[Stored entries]
◇ ◇ ◇ ◇

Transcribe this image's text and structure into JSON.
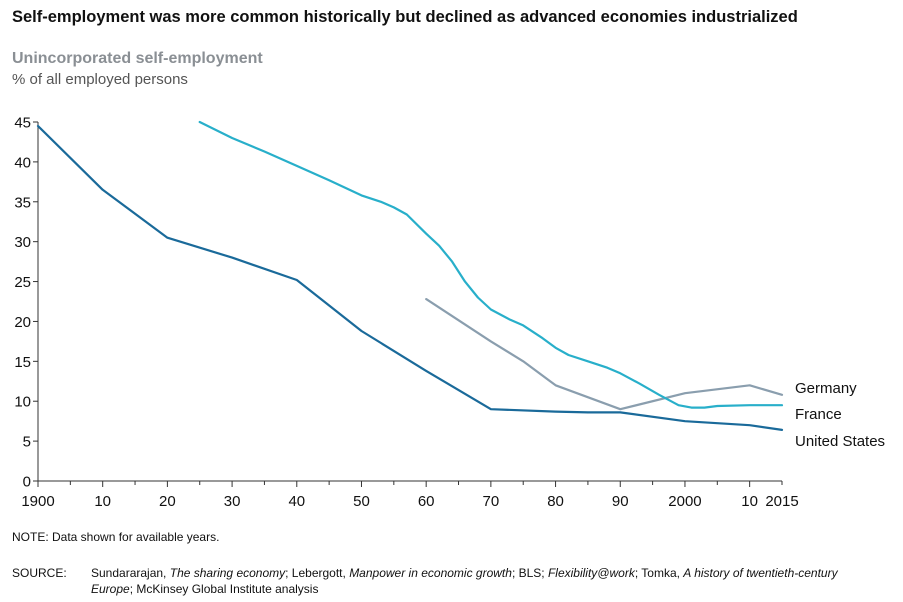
{
  "title": "Self-employment was more common historically but declined as advanced economies industrialized",
  "subtitle": "Unincorporated self-employment",
  "units": "% of all employed persons",
  "note": "NOTE: Data shown for available years.",
  "source": {
    "lead": "SOURCE:",
    "parts": [
      {
        "text": "Sundararajan, ",
        "italic": false
      },
      {
        "text": "The sharing economy",
        "italic": true
      },
      {
        "text": "; Lebergott, ",
        "italic": false
      },
      {
        "text": "Manpower in economic growth",
        "italic": true
      },
      {
        "text": "; BLS; ",
        "italic": false
      },
      {
        "text": "Flexibility@work",
        "italic": true
      },
      {
        "text": "; Tomka, ",
        "italic": false
      },
      {
        "text": "A history of twentieth-century",
        "italic": true
      }
    ],
    "line2": [
      {
        "text": "Europe",
        "italic": true
      },
      {
        "text": "; McKinsey Global Institute analysis",
        "italic": false
      }
    ]
  },
  "chart_data": {
    "type": "line",
    "xlim": [
      1900,
      2015
    ],
    "ylim": [
      0,
      45
    ],
    "yticks": [
      0,
      5,
      10,
      15,
      20,
      25,
      30,
      35,
      40,
      45
    ],
    "xticks": [
      {
        "value": 1900,
        "label": "1900"
      },
      {
        "value": 1910,
        "label": "10"
      },
      {
        "value": 1920,
        "label": "20"
      },
      {
        "value": 1930,
        "label": "30"
      },
      {
        "value": 1940,
        "label": "40"
      },
      {
        "value": 1950,
        "label": "50"
      },
      {
        "value": 1960,
        "label": "60"
      },
      {
        "value": 1970,
        "label": "70"
      },
      {
        "value": 1980,
        "label": "80"
      },
      {
        "value": 1990,
        "label": "90"
      },
      {
        "value": 2000,
        "label": "2000"
      },
      {
        "value": 2010,
        "label": "10"
      },
      {
        "value": 2015,
        "label": "2015"
      }
    ],
    "series": [
      {
        "name": "Germany",
        "color": "#8a9eae",
        "points": [
          [
            1960,
            22.8
          ],
          [
            1970,
            17.5
          ],
          [
            1975,
            15.0
          ],
          [
            1980,
            12.0
          ],
          [
            1990,
            9.0
          ],
          [
            2000,
            11.0
          ],
          [
            2010,
            12.0
          ],
          [
            2015,
            10.8
          ]
        ]
      },
      {
        "name": "France",
        "color": "#28afca",
        "points": [
          [
            1925,
            45.0
          ],
          [
            1930,
            43.0
          ],
          [
            1935,
            41.3
          ],
          [
            1940,
            39.5
          ],
          [
            1945,
            37.7
          ],
          [
            1950,
            35.8
          ],
          [
            1953,
            35.0
          ],
          [
            1955,
            34.3
          ],
          [
            1957,
            33.4
          ],
          [
            1960,
            31.0
          ],
          [
            1962,
            29.5
          ],
          [
            1964,
            27.5
          ],
          [
            1966,
            25.0
          ],
          [
            1968,
            23.0
          ],
          [
            1970,
            21.5
          ],
          [
            1973,
            20.2
          ],
          [
            1975,
            19.5
          ],
          [
            1978,
            17.9
          ],
          [
            1980,
            16.7
          ],
          [
            1982,
            15.8
          ],
          [
            1985,
            15.0
          ],
          [
            1988,
            14.2
          ],
          [
            1990,
            13.5
          ],
          [
            1993,
            12.2
          ],
          [
            1996,
            10.8
          ],
          [
            1999,
            9.5
          ],
          [
            2001,
            9.2
          ],
          [
            2003,
            9.2
          ],
          [
            2005,
            9.4
          ],
          [
            2010,
            9.5
          ],
          [
            2015,
            9.5
          ]
        ]
      },
      {
        "name": "United States",
        "color": "#1a6a9a",
        "points": [
          [
            1900,
            44.5
          ],
          [
            1910,
            36.5
          ],
          [
            1920,
            30.5
          ],
          [
            1930,
            28.0
          ],
          [
            1940,
            25.2
          ],
          [
            1950,
            18.8
          ],
          [
            1960,
            13.8
          ],
          [
            1970,
            9.0
          ],
          [
            1980,
            8.7
          ],
          [
            1985,
            8.6
          ],
          [
            1990,
            8.6
          ],
          [
            2000,
            7.5
          ],
          [
            2010,
            7.0
          ],
          [
            2015,
            6.4
          ]
        ]
      }
    ]
  }
}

◇ ◇ ◇ ◇

→ **REQUIRED WORK**:
From the entries above, copy every line where the word "color" shows up.

→ **SOLUTION FOR THIS EXERCISE**:
        "color": "#8a9eae",
        "color": "#28afca",
        "color": "#1a6a9a",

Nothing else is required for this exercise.